● **THE EXERCISE**: In the material below, find every line with "chinoises" and pull it out.

— start INFORMATION GIVEN —

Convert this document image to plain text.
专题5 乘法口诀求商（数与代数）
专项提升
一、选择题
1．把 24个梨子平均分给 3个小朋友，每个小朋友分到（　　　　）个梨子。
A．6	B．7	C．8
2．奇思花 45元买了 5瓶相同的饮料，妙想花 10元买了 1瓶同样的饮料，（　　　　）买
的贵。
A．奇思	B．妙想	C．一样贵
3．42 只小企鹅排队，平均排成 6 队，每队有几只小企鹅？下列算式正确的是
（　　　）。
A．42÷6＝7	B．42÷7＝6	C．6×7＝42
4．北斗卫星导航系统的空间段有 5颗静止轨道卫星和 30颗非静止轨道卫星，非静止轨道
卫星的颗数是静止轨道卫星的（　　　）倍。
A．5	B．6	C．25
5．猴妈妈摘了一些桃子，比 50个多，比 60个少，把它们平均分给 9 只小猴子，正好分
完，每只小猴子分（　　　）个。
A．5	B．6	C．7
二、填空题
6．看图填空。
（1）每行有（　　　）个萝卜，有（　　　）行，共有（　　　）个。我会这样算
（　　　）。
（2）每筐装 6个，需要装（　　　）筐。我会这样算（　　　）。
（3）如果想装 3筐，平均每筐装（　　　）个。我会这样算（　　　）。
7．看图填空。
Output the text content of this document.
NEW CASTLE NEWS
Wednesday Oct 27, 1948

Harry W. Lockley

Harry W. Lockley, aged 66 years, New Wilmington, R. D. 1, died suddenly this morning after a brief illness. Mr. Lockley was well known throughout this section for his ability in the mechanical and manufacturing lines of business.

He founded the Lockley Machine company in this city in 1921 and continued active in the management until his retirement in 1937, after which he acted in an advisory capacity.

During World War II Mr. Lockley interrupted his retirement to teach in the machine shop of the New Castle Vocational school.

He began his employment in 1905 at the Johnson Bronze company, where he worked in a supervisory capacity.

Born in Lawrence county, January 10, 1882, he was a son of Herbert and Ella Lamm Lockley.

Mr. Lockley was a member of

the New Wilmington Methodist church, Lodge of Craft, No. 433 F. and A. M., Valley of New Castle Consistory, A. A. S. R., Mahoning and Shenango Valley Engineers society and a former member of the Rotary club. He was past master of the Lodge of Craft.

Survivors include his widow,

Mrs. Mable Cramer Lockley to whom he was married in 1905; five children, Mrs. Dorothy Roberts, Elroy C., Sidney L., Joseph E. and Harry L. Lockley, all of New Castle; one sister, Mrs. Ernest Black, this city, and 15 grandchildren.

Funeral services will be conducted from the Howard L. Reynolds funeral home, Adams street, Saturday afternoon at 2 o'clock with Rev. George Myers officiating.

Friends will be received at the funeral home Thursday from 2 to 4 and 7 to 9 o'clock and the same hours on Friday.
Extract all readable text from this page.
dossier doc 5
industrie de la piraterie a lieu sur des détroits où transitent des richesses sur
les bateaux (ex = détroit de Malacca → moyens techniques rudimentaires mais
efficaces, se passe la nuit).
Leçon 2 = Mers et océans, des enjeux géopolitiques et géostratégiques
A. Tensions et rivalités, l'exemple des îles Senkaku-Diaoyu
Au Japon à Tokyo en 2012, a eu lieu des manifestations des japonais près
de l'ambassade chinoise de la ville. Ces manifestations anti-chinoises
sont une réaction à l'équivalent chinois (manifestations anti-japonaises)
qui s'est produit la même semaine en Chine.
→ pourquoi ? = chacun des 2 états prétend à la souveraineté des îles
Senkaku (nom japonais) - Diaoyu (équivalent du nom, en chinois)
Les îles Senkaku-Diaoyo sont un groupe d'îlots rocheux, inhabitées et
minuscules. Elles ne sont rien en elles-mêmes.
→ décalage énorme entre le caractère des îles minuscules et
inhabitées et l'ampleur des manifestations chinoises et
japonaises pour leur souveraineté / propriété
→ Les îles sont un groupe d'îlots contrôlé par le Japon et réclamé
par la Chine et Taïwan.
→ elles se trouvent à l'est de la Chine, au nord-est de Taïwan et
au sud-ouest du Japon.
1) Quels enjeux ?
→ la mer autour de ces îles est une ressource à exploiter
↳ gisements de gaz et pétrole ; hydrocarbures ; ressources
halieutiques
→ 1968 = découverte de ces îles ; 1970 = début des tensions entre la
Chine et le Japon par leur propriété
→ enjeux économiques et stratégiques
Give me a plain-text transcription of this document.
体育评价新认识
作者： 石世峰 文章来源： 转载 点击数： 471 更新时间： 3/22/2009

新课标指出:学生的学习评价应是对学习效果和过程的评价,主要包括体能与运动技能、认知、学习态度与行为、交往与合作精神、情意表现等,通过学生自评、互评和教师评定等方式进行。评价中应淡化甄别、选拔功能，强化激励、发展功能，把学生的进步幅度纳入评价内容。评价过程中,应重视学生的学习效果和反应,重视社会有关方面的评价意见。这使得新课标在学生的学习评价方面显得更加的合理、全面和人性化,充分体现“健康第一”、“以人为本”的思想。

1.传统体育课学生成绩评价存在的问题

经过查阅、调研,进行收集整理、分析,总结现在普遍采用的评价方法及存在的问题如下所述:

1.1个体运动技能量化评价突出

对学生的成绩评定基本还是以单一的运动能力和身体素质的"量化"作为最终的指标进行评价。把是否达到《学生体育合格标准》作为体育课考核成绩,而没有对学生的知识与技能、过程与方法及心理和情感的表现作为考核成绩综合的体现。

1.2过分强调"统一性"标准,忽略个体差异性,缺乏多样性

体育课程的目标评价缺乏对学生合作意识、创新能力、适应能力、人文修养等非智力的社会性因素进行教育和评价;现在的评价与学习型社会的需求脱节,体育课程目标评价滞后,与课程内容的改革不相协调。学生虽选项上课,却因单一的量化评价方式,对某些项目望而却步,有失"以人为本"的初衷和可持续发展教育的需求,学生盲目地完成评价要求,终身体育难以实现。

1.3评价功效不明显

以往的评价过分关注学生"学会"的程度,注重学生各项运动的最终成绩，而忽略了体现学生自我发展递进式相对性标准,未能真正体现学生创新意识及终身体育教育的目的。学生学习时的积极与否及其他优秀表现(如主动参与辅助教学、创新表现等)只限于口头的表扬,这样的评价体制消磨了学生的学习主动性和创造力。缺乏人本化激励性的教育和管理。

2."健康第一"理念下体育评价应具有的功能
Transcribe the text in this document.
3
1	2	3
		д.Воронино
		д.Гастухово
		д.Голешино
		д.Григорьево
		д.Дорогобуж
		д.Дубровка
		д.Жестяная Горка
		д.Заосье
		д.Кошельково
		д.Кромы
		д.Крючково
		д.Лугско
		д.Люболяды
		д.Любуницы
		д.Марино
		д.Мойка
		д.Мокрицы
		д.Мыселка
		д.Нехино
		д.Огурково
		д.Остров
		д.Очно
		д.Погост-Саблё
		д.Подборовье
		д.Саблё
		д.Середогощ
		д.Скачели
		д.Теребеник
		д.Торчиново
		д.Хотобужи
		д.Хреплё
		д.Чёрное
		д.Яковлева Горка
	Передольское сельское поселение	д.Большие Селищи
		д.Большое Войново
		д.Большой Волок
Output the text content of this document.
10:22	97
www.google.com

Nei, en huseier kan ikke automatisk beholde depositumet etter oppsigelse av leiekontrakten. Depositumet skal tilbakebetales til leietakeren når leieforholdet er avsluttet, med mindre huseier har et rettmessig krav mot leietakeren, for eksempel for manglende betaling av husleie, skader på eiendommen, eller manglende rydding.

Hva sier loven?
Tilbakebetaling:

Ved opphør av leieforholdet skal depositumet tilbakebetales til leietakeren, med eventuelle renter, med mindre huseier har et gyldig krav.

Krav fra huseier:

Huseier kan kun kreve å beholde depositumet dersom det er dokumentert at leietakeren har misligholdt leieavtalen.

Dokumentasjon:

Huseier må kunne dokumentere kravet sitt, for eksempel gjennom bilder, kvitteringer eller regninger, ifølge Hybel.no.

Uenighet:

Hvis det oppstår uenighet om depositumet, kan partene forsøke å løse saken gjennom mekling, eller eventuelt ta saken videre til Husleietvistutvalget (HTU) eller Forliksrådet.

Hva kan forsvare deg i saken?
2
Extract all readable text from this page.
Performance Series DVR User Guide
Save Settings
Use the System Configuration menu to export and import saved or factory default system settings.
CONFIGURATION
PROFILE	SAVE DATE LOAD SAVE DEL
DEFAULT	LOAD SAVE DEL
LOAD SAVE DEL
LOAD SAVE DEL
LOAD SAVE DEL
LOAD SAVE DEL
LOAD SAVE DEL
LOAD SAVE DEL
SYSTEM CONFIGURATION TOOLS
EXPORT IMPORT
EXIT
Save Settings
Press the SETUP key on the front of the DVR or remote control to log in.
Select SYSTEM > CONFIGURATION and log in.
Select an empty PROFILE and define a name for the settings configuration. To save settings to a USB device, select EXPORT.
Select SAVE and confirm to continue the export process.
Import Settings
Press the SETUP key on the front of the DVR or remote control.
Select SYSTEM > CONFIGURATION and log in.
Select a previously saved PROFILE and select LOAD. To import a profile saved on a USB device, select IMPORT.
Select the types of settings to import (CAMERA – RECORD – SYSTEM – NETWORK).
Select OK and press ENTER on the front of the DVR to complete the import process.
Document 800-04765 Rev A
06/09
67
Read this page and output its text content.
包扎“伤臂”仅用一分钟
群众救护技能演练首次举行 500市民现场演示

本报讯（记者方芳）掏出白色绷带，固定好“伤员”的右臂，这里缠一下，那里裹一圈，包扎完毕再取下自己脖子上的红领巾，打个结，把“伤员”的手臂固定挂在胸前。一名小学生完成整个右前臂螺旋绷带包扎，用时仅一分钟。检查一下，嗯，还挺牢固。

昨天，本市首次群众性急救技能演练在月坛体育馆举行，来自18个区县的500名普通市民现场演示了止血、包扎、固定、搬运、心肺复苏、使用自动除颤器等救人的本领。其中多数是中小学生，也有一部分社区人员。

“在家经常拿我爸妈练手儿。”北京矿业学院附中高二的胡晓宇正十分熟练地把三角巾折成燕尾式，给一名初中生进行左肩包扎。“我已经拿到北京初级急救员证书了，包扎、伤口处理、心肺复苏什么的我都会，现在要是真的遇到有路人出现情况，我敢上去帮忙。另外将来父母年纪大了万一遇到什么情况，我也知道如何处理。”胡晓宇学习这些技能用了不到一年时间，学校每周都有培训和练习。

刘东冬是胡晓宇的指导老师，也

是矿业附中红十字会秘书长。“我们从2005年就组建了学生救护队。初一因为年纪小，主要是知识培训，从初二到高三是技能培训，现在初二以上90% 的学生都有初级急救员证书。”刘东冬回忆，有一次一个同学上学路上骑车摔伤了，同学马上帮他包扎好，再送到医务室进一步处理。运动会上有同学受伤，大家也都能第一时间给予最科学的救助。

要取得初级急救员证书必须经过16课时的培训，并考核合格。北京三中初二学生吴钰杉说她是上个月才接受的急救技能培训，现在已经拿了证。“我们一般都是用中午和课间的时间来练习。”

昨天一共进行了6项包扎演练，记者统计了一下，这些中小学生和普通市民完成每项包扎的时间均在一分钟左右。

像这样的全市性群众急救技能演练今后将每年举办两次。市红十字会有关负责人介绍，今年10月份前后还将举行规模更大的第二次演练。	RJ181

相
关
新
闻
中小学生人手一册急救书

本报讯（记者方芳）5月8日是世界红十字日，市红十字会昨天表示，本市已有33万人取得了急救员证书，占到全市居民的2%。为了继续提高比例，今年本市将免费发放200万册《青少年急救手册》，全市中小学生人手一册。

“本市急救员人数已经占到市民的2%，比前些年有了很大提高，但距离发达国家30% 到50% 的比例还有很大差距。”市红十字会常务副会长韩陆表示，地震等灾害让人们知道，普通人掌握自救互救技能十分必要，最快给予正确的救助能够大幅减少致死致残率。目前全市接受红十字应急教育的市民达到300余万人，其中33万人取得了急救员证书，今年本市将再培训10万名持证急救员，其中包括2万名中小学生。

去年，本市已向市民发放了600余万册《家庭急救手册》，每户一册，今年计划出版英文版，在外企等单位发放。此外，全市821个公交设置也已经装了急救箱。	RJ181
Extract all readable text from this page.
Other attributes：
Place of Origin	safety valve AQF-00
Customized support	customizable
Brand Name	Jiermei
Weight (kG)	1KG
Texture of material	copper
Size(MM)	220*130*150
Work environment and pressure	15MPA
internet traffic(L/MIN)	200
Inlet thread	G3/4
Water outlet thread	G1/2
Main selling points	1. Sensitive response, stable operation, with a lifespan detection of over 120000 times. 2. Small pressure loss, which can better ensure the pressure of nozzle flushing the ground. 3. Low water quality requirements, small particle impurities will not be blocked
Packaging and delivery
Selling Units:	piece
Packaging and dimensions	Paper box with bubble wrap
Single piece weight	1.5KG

— end INFORMATION GIVEN —

● **WRITTEN ANSWER**:
de l'ambassade chinoise de la ville. Ces manifestations anti-chinoises
inhabitées et l'ampleur des manifestations chinoises et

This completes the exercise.